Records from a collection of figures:

====

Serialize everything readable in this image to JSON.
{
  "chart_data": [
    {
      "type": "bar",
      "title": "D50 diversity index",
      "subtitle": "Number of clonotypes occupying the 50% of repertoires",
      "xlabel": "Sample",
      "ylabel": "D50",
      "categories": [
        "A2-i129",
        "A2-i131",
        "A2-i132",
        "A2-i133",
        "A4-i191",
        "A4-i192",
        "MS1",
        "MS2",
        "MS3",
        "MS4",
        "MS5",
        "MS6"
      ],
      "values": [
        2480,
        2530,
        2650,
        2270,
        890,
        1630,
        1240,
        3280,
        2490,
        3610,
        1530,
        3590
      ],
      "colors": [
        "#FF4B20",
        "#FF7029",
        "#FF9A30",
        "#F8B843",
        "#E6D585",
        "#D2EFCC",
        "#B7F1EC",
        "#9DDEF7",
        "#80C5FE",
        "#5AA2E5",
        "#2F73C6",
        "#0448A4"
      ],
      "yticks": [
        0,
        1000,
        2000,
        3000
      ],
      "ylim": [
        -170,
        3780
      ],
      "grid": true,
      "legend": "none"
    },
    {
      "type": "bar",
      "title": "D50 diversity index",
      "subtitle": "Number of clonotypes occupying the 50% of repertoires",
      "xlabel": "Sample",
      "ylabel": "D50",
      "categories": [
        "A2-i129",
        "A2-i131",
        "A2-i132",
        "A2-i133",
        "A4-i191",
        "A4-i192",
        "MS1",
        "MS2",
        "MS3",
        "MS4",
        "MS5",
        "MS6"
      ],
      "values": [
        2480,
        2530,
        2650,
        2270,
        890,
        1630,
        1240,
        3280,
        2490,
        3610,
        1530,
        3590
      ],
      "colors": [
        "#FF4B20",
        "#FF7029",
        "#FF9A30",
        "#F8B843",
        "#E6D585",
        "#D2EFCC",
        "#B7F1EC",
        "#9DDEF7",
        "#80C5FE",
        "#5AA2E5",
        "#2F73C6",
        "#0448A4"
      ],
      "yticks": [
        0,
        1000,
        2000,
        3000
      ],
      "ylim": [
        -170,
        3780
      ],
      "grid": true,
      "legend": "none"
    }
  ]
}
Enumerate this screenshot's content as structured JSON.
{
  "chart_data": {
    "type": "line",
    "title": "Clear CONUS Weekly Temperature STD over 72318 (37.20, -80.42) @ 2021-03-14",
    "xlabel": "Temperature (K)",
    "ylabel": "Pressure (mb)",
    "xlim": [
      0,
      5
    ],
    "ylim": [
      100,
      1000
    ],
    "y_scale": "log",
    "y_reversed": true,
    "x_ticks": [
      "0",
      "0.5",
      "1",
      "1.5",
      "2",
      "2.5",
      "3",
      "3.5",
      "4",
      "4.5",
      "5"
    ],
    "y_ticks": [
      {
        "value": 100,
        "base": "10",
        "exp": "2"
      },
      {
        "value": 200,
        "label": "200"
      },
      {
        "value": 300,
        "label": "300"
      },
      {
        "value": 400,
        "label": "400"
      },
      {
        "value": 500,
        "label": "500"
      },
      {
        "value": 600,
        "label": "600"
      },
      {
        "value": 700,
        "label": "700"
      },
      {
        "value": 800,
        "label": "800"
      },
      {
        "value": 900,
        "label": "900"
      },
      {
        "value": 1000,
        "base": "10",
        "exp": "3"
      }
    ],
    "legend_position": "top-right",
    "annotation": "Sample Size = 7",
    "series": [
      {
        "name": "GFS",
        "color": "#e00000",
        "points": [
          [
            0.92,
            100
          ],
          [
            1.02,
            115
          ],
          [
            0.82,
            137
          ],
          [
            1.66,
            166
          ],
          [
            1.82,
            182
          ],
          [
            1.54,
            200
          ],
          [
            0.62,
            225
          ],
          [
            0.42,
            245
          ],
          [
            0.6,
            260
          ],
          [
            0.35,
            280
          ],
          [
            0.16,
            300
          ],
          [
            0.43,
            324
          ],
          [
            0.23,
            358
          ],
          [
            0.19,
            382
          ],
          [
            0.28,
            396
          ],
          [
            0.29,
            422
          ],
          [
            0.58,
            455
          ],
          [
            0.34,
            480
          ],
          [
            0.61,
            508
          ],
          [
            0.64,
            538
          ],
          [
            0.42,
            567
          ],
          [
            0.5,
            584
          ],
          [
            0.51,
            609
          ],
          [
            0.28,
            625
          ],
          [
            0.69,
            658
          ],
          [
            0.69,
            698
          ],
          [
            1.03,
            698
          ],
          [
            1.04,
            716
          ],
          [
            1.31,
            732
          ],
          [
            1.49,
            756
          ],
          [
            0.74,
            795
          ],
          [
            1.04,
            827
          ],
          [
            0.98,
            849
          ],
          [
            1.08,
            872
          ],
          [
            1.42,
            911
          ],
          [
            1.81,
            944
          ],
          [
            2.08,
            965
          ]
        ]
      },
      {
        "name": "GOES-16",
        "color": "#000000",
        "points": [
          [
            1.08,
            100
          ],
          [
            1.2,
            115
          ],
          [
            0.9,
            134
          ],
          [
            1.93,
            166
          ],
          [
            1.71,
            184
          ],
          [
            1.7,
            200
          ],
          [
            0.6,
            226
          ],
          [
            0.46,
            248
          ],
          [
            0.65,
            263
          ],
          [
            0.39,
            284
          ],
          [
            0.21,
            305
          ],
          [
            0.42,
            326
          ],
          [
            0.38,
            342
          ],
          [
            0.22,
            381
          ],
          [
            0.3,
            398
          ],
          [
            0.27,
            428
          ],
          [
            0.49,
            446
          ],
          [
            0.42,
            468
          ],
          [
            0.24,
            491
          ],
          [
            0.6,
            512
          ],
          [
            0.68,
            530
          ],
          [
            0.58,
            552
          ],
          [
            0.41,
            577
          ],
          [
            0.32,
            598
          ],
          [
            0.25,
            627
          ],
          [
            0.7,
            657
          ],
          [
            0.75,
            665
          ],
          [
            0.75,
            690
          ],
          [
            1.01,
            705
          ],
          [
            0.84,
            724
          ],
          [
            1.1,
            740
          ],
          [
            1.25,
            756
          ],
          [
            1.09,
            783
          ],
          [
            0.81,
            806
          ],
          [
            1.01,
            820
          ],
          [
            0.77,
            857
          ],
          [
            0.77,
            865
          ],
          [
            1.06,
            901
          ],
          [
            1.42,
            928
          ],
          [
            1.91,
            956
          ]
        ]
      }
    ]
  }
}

====

> _Work instructions_
Give the data again, exactly as it stands.

> _The result_
Serialize everything readable in this image to JSON.
{
  "chart_data": [
    {
      "type": "bar",
      "title": "D50 diversity index",
      "subtitle": "Number of clonotypes occupying the 50% of repertoires",
      "xlabel": "Sample",
      "ylabel": "D50",
      "categories": [
        "A2-i129",
        "A2-i131",
        "A2-i132",
        "A2-i133",
        "A4-i191",
        "A4-i192",
        "MS1",
        "MS2",
        "MS3",
        "MS4",
        "MS5",
        "MS6"
      ],
      "values": [
        2480,
        2530,
        2650,
        2270,
        890,
        1630,
        1240,
        3280,
        2490,
        3610,
        1530,
        3590
      ],
      "colors": [
        "#FF4B20",
        "#FF7029",
        "#FF9A30",
        "#F8B843",
        "#E6D585",
        "#D2EFCC",
        "#B7F1EC",
        "#9DDEF7",
        "#80C5FE",
        "#5AA2E5",
        "#2F73C6",
        "#0448A4"
      ],
      "yticks": [
        0,
        1000,
        2000,
        3000
      ],
      "ylim": [
        -170,
        3780
      ],
      "grid": true,
      "legend": "none"
    },
    {
      "type": "bar",
      "title": "D50 diversity index",
      "subtitle": "Number of clonotypes occupying the 50% of repertoires",
      "xlabel": "Sample",
      "ylabel": "D50",
      "categories": [
        "A2-i129",
        "A2-i131",
        "A2-i132",
        "A2-i133",
        "A4-i191",
        "A4-i192",
        "MS1",
        "MS2",
        "MS3",
        "MS4",
        "MS5",
        "MS6"
      ],
      "values": [
        2480,
        2530,
        2650,
        2270,
        890,
        1630,
        1240,
        3280,
        2490,
        3610,
        1530,
        3590
      ],
      "colors": [
        "#FF4B20",
        "#FF7029",
        "#FF9A30",
        "#F8B843",
        "#E6D585",
        "#D2EFCC",
        "#B7F1EC",
        "#9DDEF7",
        "#80C5FE",
        "#5AA2E5",
        "#2F73C6",
        "#0448A4"
      ],
      "yticks": [
        0,
        1000,
        2000,
        3000
      ],
      "ylim": [
        -170,
        3780
      ],
      "grid": true,
      "legend": "none"
    }
  ]
}
Enumerate this screenshot's content as structured JSON.
{
  "chart_data": {
    "type": "line",
    "title": "Clear CONUS Weekly Temperature STD over 72318 (37.20, -80.42) @ 2021-03-14",
    "xlabel": "Temperature (K)",
    "ylabel": "Pressure (mb)",
    "xlim": [
      0,
      5
    ],
    "ylim": [
      100,
      1000
    ],
    "y_scale": "log",
    "y_reversed": true,
    "x_ticks": [
      "0",
      "0.5",
      "1",
      "1.5",
      "2",
      "2.5",
      "3",
      "3.5",
      "4",
      "4.5",
      "5"
    ],
    "y_ticks": [
      {
        "value": 100,
        "base": "10",
        "exp": "2"
      },
      {
        "value": 200,
        "label": "200"
      },
      {
        "value": 300,
        "label": "300"
      },
      {
        "value": 400,
        "label": "400"
      },
      {
        "value": 500,
        "label": "500"
      },
      {
        "value": 600,
        "label": "600"
      },
      {
        "value": 700,
        "label": "700"
      },
      {
        "value": 800,
        "label": "800"
      },
      {
        "value": 900,
        "label": "900"
      },
      {
        "value": 1000,
        "base": "10",
        "exp": "3"
      }
    ],
    "legend_position": "top-right",
    "annotation": "Sample Size = 7",
    "series": [
      {
        "name": "GFS",
        "color": "#e00000",
        "points": [
          [
            0.92,
            100
          ],
          [
            1.02,
            115
          ],
          [
            0.82,
            137
          ],
          [
            1.66,
            166
          ],
          [
            1.82,
            182
          ],
          [
            1.54,
            200
          ],
          [
            0.62,
            225
          ],
          [
            0.42,
            245
          ],
          [
            0.6,
            260
          ],
          [
            0.35,
            280
          ],
          [
            0.16,
            300
          ],
          [
            0.43,
            324
          ],
          [
            0.23,
            358
          ],
          [
            0.19,
            382
          ],
          [
            0.28,
            396
          ],
          [
            0.29,
            422
          ],
          [
            0.58,
            455
          ],
          [
            0.34,
            480
          ],
          [
            0.61,
            508
          ],
          [
            0.64,
            538
          ],
          [
            0.42,
            567
          ],
          [
            0.5,
            584
          ],
          [
            0.51,
            609
          ],
          [
            0.28,
            625
          ],
          [
            0.69,
            658
          ],
          [
            0.69,
            698
          ],
          [
            1.03,
            698
          ],
          [
            1.04,
            716
          ],
          [
            1.31,
            732
          ],
          [
            1.49,
            756
          ],
          [
            0.74,
            795
          ],
          [
            1.04,
            827
          ],
          [
            0.98,
            849
          ],
          [
            1.08,
            872
          ],
          [
            1.42,
            911
          ],
          [
            1.81,
            944
          ],
          [
            2.08,
            965
          ]
        ]
      },
      {
        "name": "GOES-16",
        "color": "#000000",
        "points": [
          [
            1.08,
            100
          ],
          [
            1.2,
            115
          ],
          [
            0.9,
            134
          ],
          [
            1.93,
            166
          ],
          [
            1.71,
            184
          ],
          [
            1.7,
            200
          ],
          [
            0.6,
            226
          ],
          [
            0.46,
            248
          ],
          [
            0.65,
            263
          ],
          [
            0.39,
            284
          ],
          [
            0.21,
            305
          ],
          [
            0.42,
            326
          ],
          [
            0.38,
            342
          ],
          [
            0.22,
            381
          ],
          [
            0.3,
            398
          ],
          [
            0.27,
            428
          ],
          [
            0.49,
            446
          ],
          [
            0.42,
            468
          ],
          [
            0.24,
            491
          ],
          [
            0.6,
            512
          ],
          [
            0.68,
            530
          ],
          [
            0.58,
            552
          ],
          [
            0.41,
            577
          ],
          [
            0.32,
            598
          ],
          [
            0.25,
            627
          ],
          [
            0.7,
            657
          ],
          [
            0.75,
            665
          ],
          [
            0.75,
            690
          ],
          [
            1.01,
            705
          ],
          [
            0.84,
            724
          ],
          [
            1.1,
            740
          ],
          [
            1.25,
            756
          ],
          [
            1.09,
            783
          ],
          [
            0.81,
            806
          ],
          [
            1.01,
            820
          ],
          [
            0.77,
            857
          ],
          [
            0.77,
            865
          ],
          [
            1.06,
            901
          ],
          [
            1.42,
            928
          ],
          [
            1.91,
            956
          ]
        ]
      }
    ]
  }
}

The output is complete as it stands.